[Dataset excerpts]
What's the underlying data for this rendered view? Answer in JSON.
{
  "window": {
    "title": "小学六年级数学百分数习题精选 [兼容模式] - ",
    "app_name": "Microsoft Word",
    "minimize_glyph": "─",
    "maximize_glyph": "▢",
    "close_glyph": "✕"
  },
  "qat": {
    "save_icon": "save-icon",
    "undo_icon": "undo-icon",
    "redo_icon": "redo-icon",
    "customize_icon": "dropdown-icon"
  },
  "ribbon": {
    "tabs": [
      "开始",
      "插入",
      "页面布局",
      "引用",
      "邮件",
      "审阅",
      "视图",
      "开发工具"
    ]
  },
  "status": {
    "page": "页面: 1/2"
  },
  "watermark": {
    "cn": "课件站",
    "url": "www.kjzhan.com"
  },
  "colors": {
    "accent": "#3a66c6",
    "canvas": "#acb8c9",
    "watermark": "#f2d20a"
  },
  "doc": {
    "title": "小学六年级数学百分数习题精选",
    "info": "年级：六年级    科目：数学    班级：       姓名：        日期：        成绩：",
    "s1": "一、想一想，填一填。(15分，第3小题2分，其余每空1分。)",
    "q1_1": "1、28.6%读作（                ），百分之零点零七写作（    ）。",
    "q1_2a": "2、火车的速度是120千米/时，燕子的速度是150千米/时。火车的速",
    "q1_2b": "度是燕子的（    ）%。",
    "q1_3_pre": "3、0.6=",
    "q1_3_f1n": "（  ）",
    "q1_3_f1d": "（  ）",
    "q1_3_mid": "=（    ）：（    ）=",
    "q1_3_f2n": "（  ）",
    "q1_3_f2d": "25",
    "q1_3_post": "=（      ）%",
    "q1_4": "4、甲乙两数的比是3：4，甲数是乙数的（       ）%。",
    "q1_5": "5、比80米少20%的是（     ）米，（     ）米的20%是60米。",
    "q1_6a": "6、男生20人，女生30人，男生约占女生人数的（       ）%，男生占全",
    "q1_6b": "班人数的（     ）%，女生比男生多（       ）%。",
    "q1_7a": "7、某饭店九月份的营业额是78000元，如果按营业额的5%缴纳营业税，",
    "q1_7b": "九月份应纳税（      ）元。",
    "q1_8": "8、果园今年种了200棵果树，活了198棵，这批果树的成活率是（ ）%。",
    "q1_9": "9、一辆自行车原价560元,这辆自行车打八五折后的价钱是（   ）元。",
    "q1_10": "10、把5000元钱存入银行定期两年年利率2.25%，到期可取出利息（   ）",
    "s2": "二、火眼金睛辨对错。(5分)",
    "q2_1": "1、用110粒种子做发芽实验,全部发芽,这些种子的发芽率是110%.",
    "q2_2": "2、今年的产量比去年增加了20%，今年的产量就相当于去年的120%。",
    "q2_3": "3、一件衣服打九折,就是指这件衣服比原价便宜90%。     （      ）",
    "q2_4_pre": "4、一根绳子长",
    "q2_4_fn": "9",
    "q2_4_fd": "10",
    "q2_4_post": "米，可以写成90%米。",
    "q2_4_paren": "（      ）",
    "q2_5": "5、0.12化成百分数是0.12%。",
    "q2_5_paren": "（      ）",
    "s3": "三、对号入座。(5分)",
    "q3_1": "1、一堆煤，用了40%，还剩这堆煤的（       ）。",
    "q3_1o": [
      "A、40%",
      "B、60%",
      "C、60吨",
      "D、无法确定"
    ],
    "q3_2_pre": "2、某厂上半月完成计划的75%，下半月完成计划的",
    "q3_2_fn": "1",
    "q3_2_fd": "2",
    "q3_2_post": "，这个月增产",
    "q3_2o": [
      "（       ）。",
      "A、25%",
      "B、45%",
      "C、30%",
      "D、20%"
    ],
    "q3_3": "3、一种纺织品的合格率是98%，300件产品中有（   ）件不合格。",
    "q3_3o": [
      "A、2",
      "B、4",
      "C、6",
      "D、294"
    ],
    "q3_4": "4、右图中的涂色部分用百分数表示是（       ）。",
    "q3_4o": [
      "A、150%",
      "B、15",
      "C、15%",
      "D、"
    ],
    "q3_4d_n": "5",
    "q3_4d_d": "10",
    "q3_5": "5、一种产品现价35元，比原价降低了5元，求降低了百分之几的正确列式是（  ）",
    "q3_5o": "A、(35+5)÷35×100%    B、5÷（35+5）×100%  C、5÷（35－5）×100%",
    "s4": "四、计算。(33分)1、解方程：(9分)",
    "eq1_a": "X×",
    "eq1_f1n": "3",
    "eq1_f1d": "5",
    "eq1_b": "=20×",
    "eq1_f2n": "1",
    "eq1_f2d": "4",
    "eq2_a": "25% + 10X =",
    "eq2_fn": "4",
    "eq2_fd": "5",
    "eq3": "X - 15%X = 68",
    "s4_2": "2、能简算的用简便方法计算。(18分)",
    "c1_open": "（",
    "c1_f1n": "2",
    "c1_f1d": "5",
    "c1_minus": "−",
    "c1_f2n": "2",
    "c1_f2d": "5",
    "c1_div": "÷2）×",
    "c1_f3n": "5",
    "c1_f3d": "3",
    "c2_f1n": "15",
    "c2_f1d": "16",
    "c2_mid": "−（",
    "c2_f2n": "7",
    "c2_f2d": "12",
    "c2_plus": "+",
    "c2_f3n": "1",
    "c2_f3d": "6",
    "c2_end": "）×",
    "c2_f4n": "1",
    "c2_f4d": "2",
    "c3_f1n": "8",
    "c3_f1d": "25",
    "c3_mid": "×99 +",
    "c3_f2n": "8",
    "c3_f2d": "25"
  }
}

> What the task asks
Reproduce all of the data exactly as given.

> Result for this exercise
What's the underlying data for this rendered view? Answer in JSON.
{
  "window": {
    "title": "小学六年级数学百分数习题精选 [兼容模式] - ",
    "app_name": "Microsoft Word",
    "minimize_glyph": "─",
    "maximize_glyph": "▢",
    "close_glyph": "✕"
  },
  "qat": {
    "save_icon": "save-icon",
    "undo_icon": "undo-icon",
    "redo_icon": "redo-icon",
    "customize_icon": "dropdown-icon"
  },
  "ribbon": {
    "tabs": [
      "开始",
      "插入",
      "页面布局",
      "引用",
      "邮件",
      "审阅",
      "视图",
      "开发工具"
    ]
  },
  "status": {
    "page": "页面: 1/2"
  },
  "watermark": {
    "cn": "课件站",
    "url": "www.kjzhan.com"
  },
  "colors": {
    "accent": "#3a66c6",
    "canvas": "#acb8c9",
    "watermark": "#f2d20a"
  },
  "doc": {
    "title": "小学六年级数学百分数习题精选",
    "info": "年级：六年级    科目：数学    班级：       姓名：        日期：        成绩：",
    "s1": "一、想一想，填一填。(15分，第3小题2分，其余每空1分。)",
    "q1_1": "1、28.6%读作（                ），百分之零点零七写作（    ）。",
    "q1_2a": "2、火车的速度是120千米/时，燕子的速度是150千米/时。火车的速",
    "q1_2b": "度是燕子的（    ）%。",
    "q1_3_pre": "3、0.6=",
    "q1_3_f1n": "（  ）",
    "q1_3_f1d": "（  ）",
    "q1_3_mid": "=（    ）：（    ）=",
    "q1_3_f2n": "（  ）",
    "q1_3_f2d": "25",
    "q1_3_post": "=（      ）%",
    "q1_4": "4、甲乙两数的比是3：4，甲数是乙数的（       ）%。",
    "q1_5": "5、比80米少20%的是（     ）米，（     ）米的20%是60米。",
    "q1_6a": "6、男生20人，女生30人，男生约占女生人数的（       ）%，男生占全",
    "q1_6b": "班人数的（     ）%，女生比男生多（       ）%。",
    "q1_7a": "7、某饭店九月份的营业额是78000元，如果按营业额的5%缴纳营业税，",
    "q1_7b": "九月份应纳税（      ）元。",
    "q1_8": "8、果园今年种了200棵果树，活了198棵，这批果树的成活率是（ ）%。",
    "q1_9": "9、一辆自行车原价560元,这辆自行车打八五折后的价钱是（   ）元。",
    "q1_10": "10、把5000元钱存入银行定期两年年利率2.25%，到期可取出利息（   ）",
    "s2": "二、火眼金睛辨对错。(5分)",
    "q2_1": "1、用110粒种子做发芽实验,全部发芽,这些种子的发芽率是110%.",
    "q2_2": "2、今年的产量比去年增加了20%，今年的产量就相当于去年的120%。",
    "q2_3": "3、一件衣服打九折,就是指这件衣服比原价便宜90%。     （      ）",
    "q2_4_pre": "4、一根绳子长",
    "q2_4_fn": "9",
    "q2_4_fd": "10",
    "q2_4_post": "米，可以写成90%米。",
    "q2_4_paren": "（      ）",
    "q2_5": "5、0.12化成百分数是0.12%。",
    "q2_5_paren": "（      ）",
    "s3": "三、对号入座。(5分)",
    "q3_1": "1、一堆煤，用了40%，还剩这堆煤的（       ）。",
    "q3_1o": [
      "A、40%",
      "B、60%",
      "C、60吨",
      "D、无法确定"
    ],
    "q3_2_pre": "2、某厂上半月完成计划的75%，下半月完成计划的",
    "q3_2_fn": "1",
    "q3_2_fd": "2",
    "q3_2_post": "，这个月增产",
    "q3_2o": [
      "（       ）。",
      "A、25%",
      "B、45%",
      "C、30%",
      "D、20%"
    ],
    "q3_3": "3、一种纺织品的合格率是98%，300件产品中有（   ）件不合格。",
    "q3_3o": [
      "A、2",
      "B、4",
      "C、6",
      "D、294"
    ],
    "q3_4": "4、右图中的涂色部分用百分数表示是（       ）。",
    "q3_4o": [
      "A、150%",
      "B、15",
      "C、15%",
      "D、"
    ],
    "q3_4d_n": "5",
    "q3_4d_d": "10",
    "q3_5": "5、一种产品现价35元，比原价降低了5元，求降低了百分之几的正确列式是（  ）",
    "q3_5o": "A、(35+5)÷35×100%    B、5÷（35+5）×100%  C、5÷（35－5）×100%",
    "s4": "四、计算。(33分)1、解方程：(9分)",
    "eq1_a": "X×",
    "eq1_f1n": "3",
    "eq1_f1d": "5",
    "eq1_b": "=20×",
    "eq1_f2n": "1",
    "eq1_f2d": "4",
    "eq2_a": "25% + 10X =",
    "eq2_fn": "4",
    "eq2_fd": "5",
    "eq3": "X - 15%X = 68",
    "s4_2": "2、能简算的用简便方法计算。(18分)",
    "c1_open": "（",
    "c1_f1n": "2",
    "c1_f1d": "5",
    "c1_minus": "−",
    "c1_f2n": "2",
    "c1_f2d": "5",
    "c1_div": "÷2）×",
    "c1_f3n": "5",
    "c1_f3d": "3",
    "c2_f1n": "15",
    "c2_f1d": "16",
    "c2_mid": "−（",
    "c2_f2n": "7",
    "c2_f2d": "12",
    "c2_plus": "+",
    "c2_f3n": "1",
    "c2_f3d": "6",
    "c2_end": "）×",
    "c2_f4n": "1",
    "c2_f4d": "2",
    "c3_f1n": "8",
    "c3_f1d": "25",
    "c3_mid": "×99 +",
    "c3_f2n": "8",
    "c3_f2d": "25"
  }
}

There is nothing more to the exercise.